- PROBLEM REQUIREMENTS -
You are to retype all of the data exactly as it appears.

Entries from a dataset
____________

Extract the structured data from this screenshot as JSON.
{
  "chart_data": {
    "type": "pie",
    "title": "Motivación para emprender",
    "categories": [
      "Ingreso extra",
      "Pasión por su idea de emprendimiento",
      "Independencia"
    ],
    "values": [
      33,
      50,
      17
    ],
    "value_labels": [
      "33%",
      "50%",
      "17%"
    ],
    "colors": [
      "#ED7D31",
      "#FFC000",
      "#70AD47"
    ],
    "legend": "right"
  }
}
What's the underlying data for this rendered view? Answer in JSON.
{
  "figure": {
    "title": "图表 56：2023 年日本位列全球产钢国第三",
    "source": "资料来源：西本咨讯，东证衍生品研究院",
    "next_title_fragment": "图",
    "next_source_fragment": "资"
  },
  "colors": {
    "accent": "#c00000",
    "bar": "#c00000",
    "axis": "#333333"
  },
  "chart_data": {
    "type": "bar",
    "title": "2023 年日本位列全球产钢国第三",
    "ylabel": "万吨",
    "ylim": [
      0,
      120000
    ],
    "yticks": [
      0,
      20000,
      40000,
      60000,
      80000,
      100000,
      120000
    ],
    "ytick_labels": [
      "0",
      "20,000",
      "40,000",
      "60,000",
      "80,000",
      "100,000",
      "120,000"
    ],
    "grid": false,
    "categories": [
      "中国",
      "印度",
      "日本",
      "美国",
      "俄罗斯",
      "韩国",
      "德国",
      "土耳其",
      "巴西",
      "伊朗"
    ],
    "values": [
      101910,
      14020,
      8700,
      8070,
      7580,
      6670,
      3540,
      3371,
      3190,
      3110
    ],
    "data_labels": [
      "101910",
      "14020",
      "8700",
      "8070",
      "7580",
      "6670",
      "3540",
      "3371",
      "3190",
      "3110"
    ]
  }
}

____________

- ANSWER TO THIS PROBLEM -
Extract the structured data from this screenshot as JSON.
{
  "chart_data": {
    "type": "pie",
    "title": "Motivación para emprender",
    "categories": [
      "Ingreso extra",
      "Pasión por su idea de emprendimiento",
      "Independencia"
    ],
    "values": [
      33,
      50,
      17
    ],
    "value_labels": [
      "33%",
      "50%",
      "17%"
    ],
    "colors": [
      "#ED7D31",
      "#FFC000",
      "#70AD47"
    ],
    "legend": "right"
  }
}
What's the underlying data for this rendered view? Answer in JSON.
{
  "figure": {
    "title": "图表 56：2023 年日本位列全球产钢国第三",
    "source": "资料来源：西本咨讯，东证衍生品研究院",
    "next_title_fragment": "图",
    "next_source_fragment": "资"
  },
  "colors": {
    "accent": "#c00000",
    "bar": "#c00000",
    "axis": "#333333"
  },
  "chart_data": {
    "type": "bar",
    "title": "2023 年日本位列全球产钢国第三",
    "ylabel": "万吨",
    "ylim": [
      0,
      120000
    ],
    "yticks": [
      0,
      20000,
      40000,
      60000,
      80000,
      100000,
      120000
    ],
    "ytick_labels": [
      "0",
      "20,000",
      "40,000",
      "60,000",
      "80,000",
      "100,000",
      "120,000"
    ],
    "grid": false,
    "categories": [
      "中国",
      "印度",
      "日本",
      "美国",
      "俄罗斯",
      "韩国",
      "德国",
      "土耳其",
      "巴西",
      "伊朗"
    ],
    "values": [
      101910,
      14020,
      8700,
      8070,
      7580,
      6670,
      3540,
      3371,
      3190,
      3110
    ],
    "data_labels": [
      "101910",
      "14020",
      "8700",
      "8070",
      "7580",
      "6670",
      "3540",
      "3371",
      "3190",
      "3110"
    ]
  }
}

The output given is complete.